> **EXERCISE**
Type out the material below exactly.

> **INPUT RECORDS**
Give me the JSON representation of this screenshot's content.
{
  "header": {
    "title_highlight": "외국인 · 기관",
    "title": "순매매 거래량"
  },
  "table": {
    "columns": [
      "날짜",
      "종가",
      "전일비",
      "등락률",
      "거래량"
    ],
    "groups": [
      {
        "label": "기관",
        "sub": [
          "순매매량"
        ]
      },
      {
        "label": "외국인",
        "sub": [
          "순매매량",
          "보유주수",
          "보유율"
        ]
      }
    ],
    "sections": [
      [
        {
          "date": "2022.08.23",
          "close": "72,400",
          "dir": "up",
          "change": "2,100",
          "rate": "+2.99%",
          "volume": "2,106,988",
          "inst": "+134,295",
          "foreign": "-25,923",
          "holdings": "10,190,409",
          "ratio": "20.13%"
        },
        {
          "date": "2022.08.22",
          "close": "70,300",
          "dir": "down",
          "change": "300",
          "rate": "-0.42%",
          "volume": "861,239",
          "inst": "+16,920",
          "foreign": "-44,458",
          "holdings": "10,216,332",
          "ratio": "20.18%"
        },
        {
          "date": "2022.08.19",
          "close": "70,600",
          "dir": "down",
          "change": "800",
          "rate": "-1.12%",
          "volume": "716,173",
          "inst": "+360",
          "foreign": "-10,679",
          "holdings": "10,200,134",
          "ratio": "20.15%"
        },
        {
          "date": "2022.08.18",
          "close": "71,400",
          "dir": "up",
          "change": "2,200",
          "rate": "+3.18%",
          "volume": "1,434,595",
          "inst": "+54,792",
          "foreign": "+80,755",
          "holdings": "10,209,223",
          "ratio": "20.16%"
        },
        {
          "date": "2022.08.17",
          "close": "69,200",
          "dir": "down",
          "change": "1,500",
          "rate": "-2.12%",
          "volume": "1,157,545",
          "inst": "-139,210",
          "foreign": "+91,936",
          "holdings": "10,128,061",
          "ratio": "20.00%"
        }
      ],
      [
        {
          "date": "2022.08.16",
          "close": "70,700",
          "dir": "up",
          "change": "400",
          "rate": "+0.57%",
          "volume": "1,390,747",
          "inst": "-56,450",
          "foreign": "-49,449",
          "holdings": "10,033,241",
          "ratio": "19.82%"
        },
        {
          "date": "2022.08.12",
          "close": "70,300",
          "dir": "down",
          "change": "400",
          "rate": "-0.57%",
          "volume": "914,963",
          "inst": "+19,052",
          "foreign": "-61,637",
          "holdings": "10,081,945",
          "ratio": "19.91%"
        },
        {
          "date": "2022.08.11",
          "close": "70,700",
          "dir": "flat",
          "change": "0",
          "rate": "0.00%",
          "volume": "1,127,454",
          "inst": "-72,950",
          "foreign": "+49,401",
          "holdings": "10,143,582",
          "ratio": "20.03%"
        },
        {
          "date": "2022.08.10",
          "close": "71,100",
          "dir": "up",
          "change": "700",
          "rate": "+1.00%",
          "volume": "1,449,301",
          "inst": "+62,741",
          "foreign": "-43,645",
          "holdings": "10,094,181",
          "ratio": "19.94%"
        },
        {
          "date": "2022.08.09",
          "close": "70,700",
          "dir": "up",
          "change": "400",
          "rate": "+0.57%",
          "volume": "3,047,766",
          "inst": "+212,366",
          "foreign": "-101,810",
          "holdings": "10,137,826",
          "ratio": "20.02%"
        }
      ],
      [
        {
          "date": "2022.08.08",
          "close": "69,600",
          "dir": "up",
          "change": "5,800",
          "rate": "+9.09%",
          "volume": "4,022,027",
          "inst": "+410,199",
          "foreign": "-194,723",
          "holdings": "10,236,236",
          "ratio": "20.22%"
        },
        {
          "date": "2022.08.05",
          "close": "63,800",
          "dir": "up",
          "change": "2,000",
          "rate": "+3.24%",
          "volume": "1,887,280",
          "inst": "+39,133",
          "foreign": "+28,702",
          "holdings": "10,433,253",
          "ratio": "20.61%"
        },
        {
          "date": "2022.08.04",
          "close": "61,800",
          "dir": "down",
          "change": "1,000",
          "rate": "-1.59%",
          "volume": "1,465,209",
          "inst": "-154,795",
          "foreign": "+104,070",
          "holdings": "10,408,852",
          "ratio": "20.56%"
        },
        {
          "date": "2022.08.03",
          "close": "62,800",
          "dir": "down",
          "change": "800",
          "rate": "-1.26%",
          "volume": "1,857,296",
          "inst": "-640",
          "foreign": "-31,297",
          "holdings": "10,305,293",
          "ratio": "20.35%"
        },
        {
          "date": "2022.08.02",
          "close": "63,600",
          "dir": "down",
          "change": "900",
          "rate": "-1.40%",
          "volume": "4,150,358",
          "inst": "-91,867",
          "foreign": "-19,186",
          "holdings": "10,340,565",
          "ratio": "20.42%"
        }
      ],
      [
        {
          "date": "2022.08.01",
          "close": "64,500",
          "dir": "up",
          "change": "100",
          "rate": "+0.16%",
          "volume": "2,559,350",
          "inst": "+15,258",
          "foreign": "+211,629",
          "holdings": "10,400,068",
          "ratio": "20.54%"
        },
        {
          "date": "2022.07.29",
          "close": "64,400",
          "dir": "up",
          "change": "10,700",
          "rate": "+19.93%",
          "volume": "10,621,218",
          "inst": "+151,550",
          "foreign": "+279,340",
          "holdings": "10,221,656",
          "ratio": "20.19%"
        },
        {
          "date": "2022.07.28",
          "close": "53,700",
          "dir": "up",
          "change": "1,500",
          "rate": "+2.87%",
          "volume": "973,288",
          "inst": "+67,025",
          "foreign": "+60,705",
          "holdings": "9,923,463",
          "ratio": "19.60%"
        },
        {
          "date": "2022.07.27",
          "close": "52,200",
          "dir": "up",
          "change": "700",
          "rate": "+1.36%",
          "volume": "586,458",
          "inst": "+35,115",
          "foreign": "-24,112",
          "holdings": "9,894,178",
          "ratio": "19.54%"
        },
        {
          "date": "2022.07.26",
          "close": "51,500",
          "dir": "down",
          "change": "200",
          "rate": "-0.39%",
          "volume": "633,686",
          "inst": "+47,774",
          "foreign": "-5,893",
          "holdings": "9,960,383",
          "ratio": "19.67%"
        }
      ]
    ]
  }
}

> **SOLUTION TO THE EXERCISE**
Give me the JSON representation of this screenshot's content.
{
  "header": {
    "title_highlight": "외국인 · 기관",
    "title": "순매매 거래량"
  },
  "table": {
    "columns": [
      "날짜",
      "종가",
      "전일비",
      "등락률",
      "거래량"
    ],
    "groups": [
      {
        "label": "기관",
        "sub": [
          "순매매량"
        ]
      },
      {
        "label": "외국인",
        "sub": [
          "순매매량",
          "보유주수",
          "보유율"
        ]
      }
    ],
    "sections": [
      [
        {
          "date": "2022.08.23",
          "close": "72,400",
          "dir": "up",
          "change": "2,100",
          "rate": "+2.99%",
          "volume": "2,106,988",
          "inst": "+134,295",
          "foreign": "-25,923",
          "holdings": "10,190,409",
          "ratio": "20.13%"
        },
        {
          "date": "2022.08.22",
          "close": "70,300",
          "dir": "down",
          "change": "300",
          "rate": "-0.42%",
          "volume": "861,239",
          "inst": "+16,920",
          "foreign": "-44,458",
          "holdings": "10,216,332",
          "ratio": "20.18%"
        },
        {
          "date": "2022.08.19",
          "close": "70,600",
          "dir": "down",
          "change": "800",
          "rate": "-1.12%",
          "volume": "716,173",
          "inst": "+360",
          "foreign": "-10,679",
          "holdings": "10,200,134",
          "ratio": "20.15%"
        },
        {
          "date": "2022.08.18",
          "close": "71,400",
          "dir": "up",
          "change": "2,200",
          "rate": "+3.18%",
          "volume": "1,434,595",
          "inst": "+54,792",
          "foreign": "+80,755",
          "holdings": "10,209,223",
          "ratio": "20.16%"
        },
        {
          "date": "2022.08.17",
          "close": "69,200",
          "dir": "down",
          "change": "1,500",
          "rate": "-2.12%",
          "volume": "1,157,545",
          "inst": "-139,210",
          "foreign": "+91,936",
          "holdings": "10,128,061",
          "ratio": "20.00%"
        }
      ],
      [
        {
          "date": "2022.08.16",
          "close": "70,700",
          "dir": "up",
          "change": "400",
          "rate": "+0.57%",
          "volume": "1,390,747",
          "inst": "-56,450",
          "foreign": "-49,449",
          "holdings": "10,033,241",
          "ratio": "19.82%"
        },
        {
          "date": "2022.08.12",
          "close": "70,300",
          "dir": "down",
          "change": "400",
          "rate": "-0.57%",
          "volume": "914,963",
          "inst": "+19,052",
          "foreign": "-61,637",
          "holdings": "10,081,945",
          "ratio": "19.91%"
        },
        {
          "date": "2022.08.11",
          "close": "70,700",
          "dir": "flat",
          "change": "0",
          "rate": "0.00%",
          "volume": "1,127,454",
          "inst": "-72,950",
          "foreign": "+49,401",
          "holdings": "10,143,582",
          "ratio": "20.03%"
        },
        {
          "date": "2022.08.10",
          "close": "71,100",
          "dir": "up",
          "change": "700",
          "rate": "+1.00%",
          "volume": "1,449,301",
          "inst": "+62,741",
          "foreign": "-43,645",
          "holdings": "10,094,181",
          "ratio": "19.94%"
        },
        {
          "date": "2022.08.09",
          "close": "70,700",
          "dir": "up",
          "change": "400",
          "rate": "+0.57%",
          "volume": "3,047,766",
          "inst": "+212,366",
          "foreign": "-101,810",
          "holdings": "10,137,826",
          "ratio": "20.02%"
        }
      ],
      [
        {
          "date": "2022.08.08",
          "close": "69,600",
          "dir": "up",
          "change": "5,800",
          "rate": "+9.09%",
          "volume": "4,022,027",
          "inst": "+410,199",
          "foreign": "-194,723",
          "holdings": "10,236,236",
          "ratio": "20.22%"
        },
        {
          "date": "2022.08.05",
          "close": "63,800",
          "dir": "up",
          "change": "2,000",
          "rate": "+3.24%",
          "volume": "1,887,280",
          "inst": "+39,133",
          "foreign": "+28,702",
          "holdings": "10,433,253",
          "ratio": "20.61%"
        },
        {
          "date": "2022.08.04",
          "close": "61,800",
          "dir": "down",
          "change": "1,000",
          "rate": "-1.59%",
          "volume": "1,465,209",
          "inst": "-154,795",
          "foreign": "+104,070",
          "holdings": "10,408,852",
          "ratio": "20.56%"
        },
        {
          "date": "2022.08.03",
          "close": "62,800",
          "dir": "down",
          "change": "800",
          "rate": "-1.26%",
          "volume": "1,857,296",
          "inst": "-640",
          "foreign": "-31,297",
          "holdings": "10,305,293",
          "ratio": "20.35%"
        },
        {
          "date": "2022.08.02",
          "close": "63,600",
          "dir": "down",
          "change": "900",
          "rate": "-1.40%",
          "volume": "4,150,358",
          "inst": "-91,867",
          "foreign": "-19,186",
          "holdings": "10,340,565",
          "ratio": "20.42%"
        }
      ],
      [
        {
          "date": "2022.08.01",
          "close": "64,500",
          "dir": "up",
          "change": "100",
          "rate": "+0.16%",
          "volume": "2,559,350",
          "inst": "+15,258",
          "foreign": "+211,629",
          "holdings": "10,400,068",
          "ratio": "20.54%"
        },
        {
          "date": "2022.07.29",
          "close": "64,400",
          "dir": "up",
          "change": "10,700",
          "rate": "+19.93%",
          "volume": "10,621,218",
          "inst": "+151,550",
          "foreign": "+279,340",
          "holdings": "10,221,656",
          "ratio": "20.19%"
        },
        {
          "date": "2022.07.28",
          "close": "53,700",
          "dir": "up",
          "change": "1,500",
          "rate": "+2.87%",
          "volume": "973,288",
          "inst": "+67,025",
          "foreign": "+60,705",
          "holdings": "9,923,463",
          "ratio": "19.60%"
        },
        {
          "date": "2022.07.27",
          "close": "52,200",
          "dir": "up",
          "change": "700",
          "rate": "+1.36%",
          "volume": "586,458",
          "inst": "+35,115",
          "foreign": "-24,112",
          "holdings": "9,894,178",
          "ratio": "19.54%"
        },
        {
          "date": "2022.07.26",
          "close": "51,500",
          "dir": "down",
          "change": "200",
          "rate": "-0.39%",
          "volume": "633,686",
          "inst": "+47,774",
          "foreign": "-5,893",
          "holdings": "9,960,383",
          "ratio": "19.67%"
        }
      ]
    ]
  }
}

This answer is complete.